### INPUT:
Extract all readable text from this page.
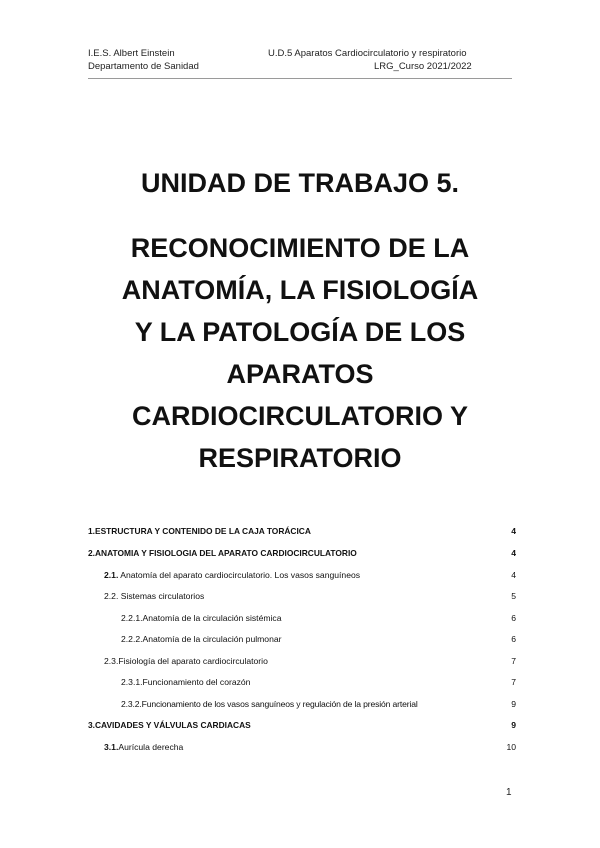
I.E.S. Albert Einstein
Departamento de Sanidad
U.D.5 Aparatos Cardiocirculatorio y respiratorio
LRG_Curso 2021/2022
UNIDAD DE TRABAJO 5.
RECONOCIMIENTO DE LA
ANATOMÍA, LA FISIOLOGÍA
Y LA PATOLOGÍA DE LOS
APARATOS
CARDIOCIRCULATORIO Y
RESPIRATORIO
1.ESTRUCTURA Y CONTENIDO DE LA CAJA TORÁCICA	4
2.ANATOMIA Y FISIOLOGIA DEL APARATO CARDIOCIRCULATORIO	4
2.1. Anatomía del aparato cardiocirculatorio. Los vasos sanguíneos	4
2.2. Sistemas circulatorios	5
2.2.1.Anatomía de la circulación sistémica	6
2.2.2.Anatomía de la circulación pulmonar	6
2.3.Fisiología del aparato cardiocirculatorio	7
2.3.1.Funcionamiento del corazón	7
2.3.2.Funcionamiento de los vasos sanguíneos y regulación de la presión arterial	9
3.CAVIDADES Y VÁLVULAS CARDIACAS	9
3.1.Aurícula derecha	10
1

### GOAL OF THE EXERCISE:
Reproduce the full listing faithfully, but do not carry over any pictures.

### FULL RESPONSE:
Extract all readable text from this page.
I.E.S. Albert Einstein
Departamento de Sanidad
U.D.5 Aparatos Cardiocirculatorio y respiratorio
LRG_Curso 2021/2022
UNIDAD DE TRABAJO 5.
RECONOCIMIENTO DE LA
ANATOMÍA, LA FISIOLOGÍA
Y LA PATOLOGÍA DE LOS
APARATOS
CARDIOCIRCULATORIO Y
RESPIRATORIO
1.ESTRUCTURA Y CONTENIDO DE LA CAJA TORÁCICA	4
2.ANATOMIA Y FISIOLOGIA DEL APARATO CARDIOCIRCULATORIO	4
2.1. Anatomía del aparato cardiocirculatorio. Los vasos sanguíneos	4
2.2. Sistemas circulatorios	5
2.2.1.Anatomía de la circulación sistémica	6
2.2.2.Anatomía de la circulación pulmonar	6
2.3.Fisiología del aparato cardiocirculatorio	7
2.3.1.Funcionamiento del corazón	7
2.3.2.Funcionamiento de los vasos sanguíneos y regulación de la presión arterial	9
3.CAVIDADES Y VÁLVULAS CARDIACAS	9
3.1.Aurícula derecha	10
1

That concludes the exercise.